▶ [EXERCISE OBJECTIVE] Pull out every line below holding the word "Photometric".

▶ [DATA PROVIDED]
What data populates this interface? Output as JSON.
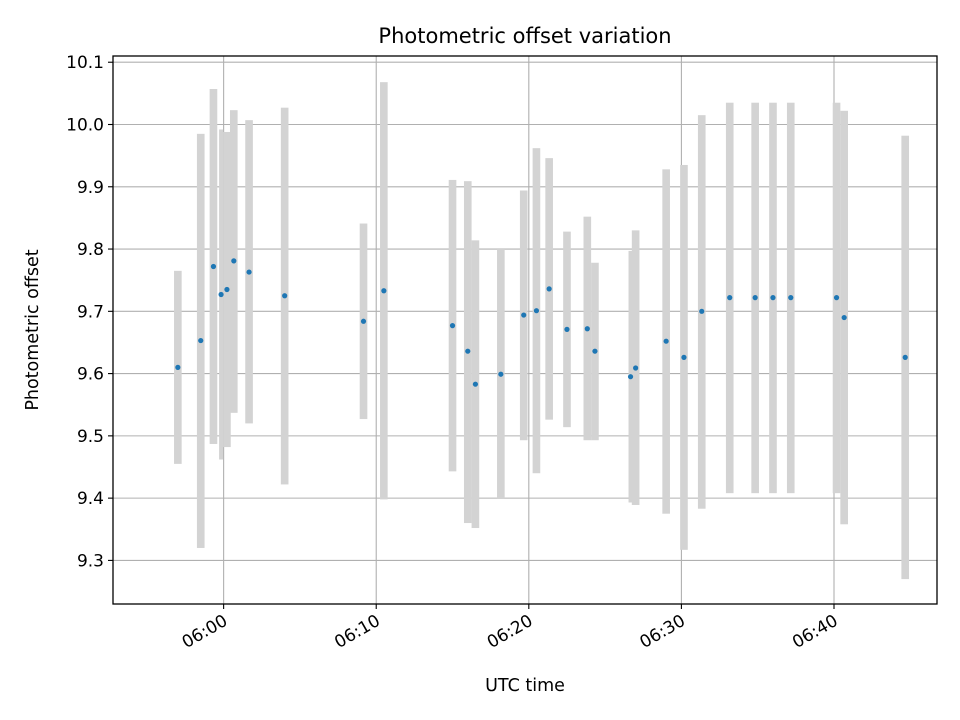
{
  "chart_data": {
    "type": "scatter",
    "title": "Photometric offset variation",
    "xlabel": "UTC time",
    "ylabel": "Photometric offset",
    "x_unit": "UTC HH:MM",
    "xlim": [
      "05:52:45",
      "06:46:45"
    ],
    "ylim": [
      9.23,
      10.11
    ],
    "x_ticks": [
      "06:00",
      "06:10",
      "06:20",
      "06:30",
      "06:40"
    ],
    "y_ticks": [
      "9.3",
      "9.4",
      "9.5",
      "9.6",
      "9.7",
      "9.8",
      "9.9",
      "10.0",
      "10.1"
    ],
    "grid": true,
    "colors": {
      "marker": "#1f77b4",
      "errorbar": "#d3d3d3",
      "grid": "#b0b0b0"
    },
    "series": [
      {
        "marker": "segment",
        "points": [
          {
            "x_start": "05:56:45",
            "x_end": "05:57:15",
            "y": 9.61,
            "ylo": 9.455,
            "yhi": 9.765
          },
          {
            "x_start": "05:58:15",
            "x_end": "05:58:45",
            "y": 9.653,
            "ylo": 9.32,
            "yhi": 9.985
          },
          {
            "x_start": "05:59:05",
            "x_end": "05:59:35",
            "y": 9.772,
            "ylo": 9.487,
            "yhi": 10.057
          },
          {
            "x_start": "05:59:45",
            "x_end": "05:59:55",
            "y": 9.727,
            "ylo": 9.462,
            "yhi": 9.992
          },
          {
            "x_start": "05:59:58",
            "x_end": "06:00:28",
            "y": 9.735,
            "ylo": 9.482,
            "yhi": 9.988
          },
          {
            "x_start": "06:00:25",
            "x_end": "06:00:55",
            "y": 9.781,
            "ylo": 9.537,
            "yhi": 10.023
          },
          {
            "x_start": "06:01:25",
            "x_end": "06:01:55",
            "y": 9.763,
            "ylo": 9.52,
            "yhi": 10.007
          },
          {
            "x_start": "06:03:45",
            "x_end": "06:04:15",
            "y": 9.725,
            "ylo": 9.422,
            "yhi": 10.027
          },
          {
            "x_start": "06:08:55",
            "x_end": "06:09:25",
            "y": 9.684,
            "ylo": 9.527,
            "yhi": 9.841
          },
          {
            "x_start": "06:10:15",
            "x_end": "06:10:45",
            "y": 9.733,
            "ylo": 9.398,
            "yhi": 10.068
          },
          {
            "x_start": "06:14:45",
            "x_end": "06:15:15",
            "y": 9.677,
            "ylo": 9.443,
            "yhi": 9.911
          },
          {
            "x_start": "06:15:45",
            "x_end": "06:16:15",
            "y": 9.636,
            "ylo": 9.36,
            "yhi": 9.909
          },
          {
            "x_start": "06:16:15",
            "x_end": "06:16:45",
            "y": 9.583,
            "ylo": 9.352,
            "yhi": 9.814
          },
          {
            "x_start": "06:17:55",
            "x_end": "06:18:25",
            "y": 9.599,
            "ylo": 9.4,
            "yhi": 9.8
          },
          {
            "x_start": "06:19:25",
            "x_end": "06:19:55",
            "y": 9.694,
            "ylo": 9.493,
            "yhi": 9.894
          },
          {
            "x_start": "06:20:15",
            "x_end": "06:20:45",
            "y": 9.701,
            "ylo": 9.44,
            "yhi": 9.962
          },
          {
            "x_start": "06:21:05",
            "x_end": "06:21:35",
            "y": 9.736,
            "ylo": 9.526,
            "yhi": 9.946
          },
          {
            "x_start": "06:22:15",
            "x_end": "06:22:45",
            "y": 9.671,
            "ylo": 9.514,
            "yhi": 9.828
          },
          {
            "x_start": "06:23:35",
            "x_end": "06:24:05",
            "y": 9.672,
            "ylo": 9.493,
            "yhi": 9.852
          },
          {
            "x_start": "06:24:05",
            "x_end": "06:24:35",
            "y": 9.636,
            "ylo": 9.493,
            "yhi": 9.778
          },
          {
            "x_start": "06:26:35",
            "x_end": "06:26:45",
            "y": 9.595,
            "ylo": 9.393,
            "yhi": 9.797
          },
          {
            "x_start": "06:26:45",
            "x_end": "06:27:15",
            "y": 9.609,
            "ylo": 9.389,
            "yhi": 9.83
          },
          {
            "x_start": "06:28:45",
            "x_end": "06:29:15",
            "y": 9.652,
            "ylo": 9.375,
            "yhi": 9.928
          },
          {
            "x_start": "06:29:55",
            "x_end": "06:30:25",
            "y": 9.626,
            "ylo": 9.317,
            "yhi": 9.935
          },
          {
            "x_start": "06:31:05",
            "x_end": "06:31:35",
            "y": 9.7,
            "ylo": 9.383,
            "yhi": 10.015
          },
          {
            "x_start": "06:32:55",
            "x_end": "06:33:25",
            "y": 9.722,
            "ylo": 9.408,
            "yhi": 10.035
          },
          {
            "x_start": "06:34:35",
            "x_end": "06:35:05",
            "y": 9.722,
            "ylo": 9.408,
            "yhi": 10.035
          },
          {
            "x_start": "06:35:45",
            "x_end": "06:36:15",
            "y": 9.722,
            "ylo": 9.408,
            "yhi": 10.035
          },
          {
            "x_start": "06:36:55",
            "x_end": "06:37:25",
            "y": 9.722,
            "ylo": 9.408,
            "yhi": 10.035
          },
          {
            "x_start": "06:39:55",
            "x_end": "06:40:25",
            "y": 9.722,
            "ylo": 9.408,
            "yhi": 10.035
          },
          {
            "x_start": "06:40:25",
            "x_end": "06:40:55",
            "y": 9.69,
            "ylo": 9.358,
            "yhi": 10.022
          },
          {
            "x_start": "06:44:25",
            "x_end": "06:44:55",
            "y": 9.626,
            "ylo": 9.27,
            "yhi": 9.982
          }
        ]
      }
    ]
  }
}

▶ [FINAL RESULT]
    "title": "Photometric offset variation",
    "ylabel": "Photometric offset",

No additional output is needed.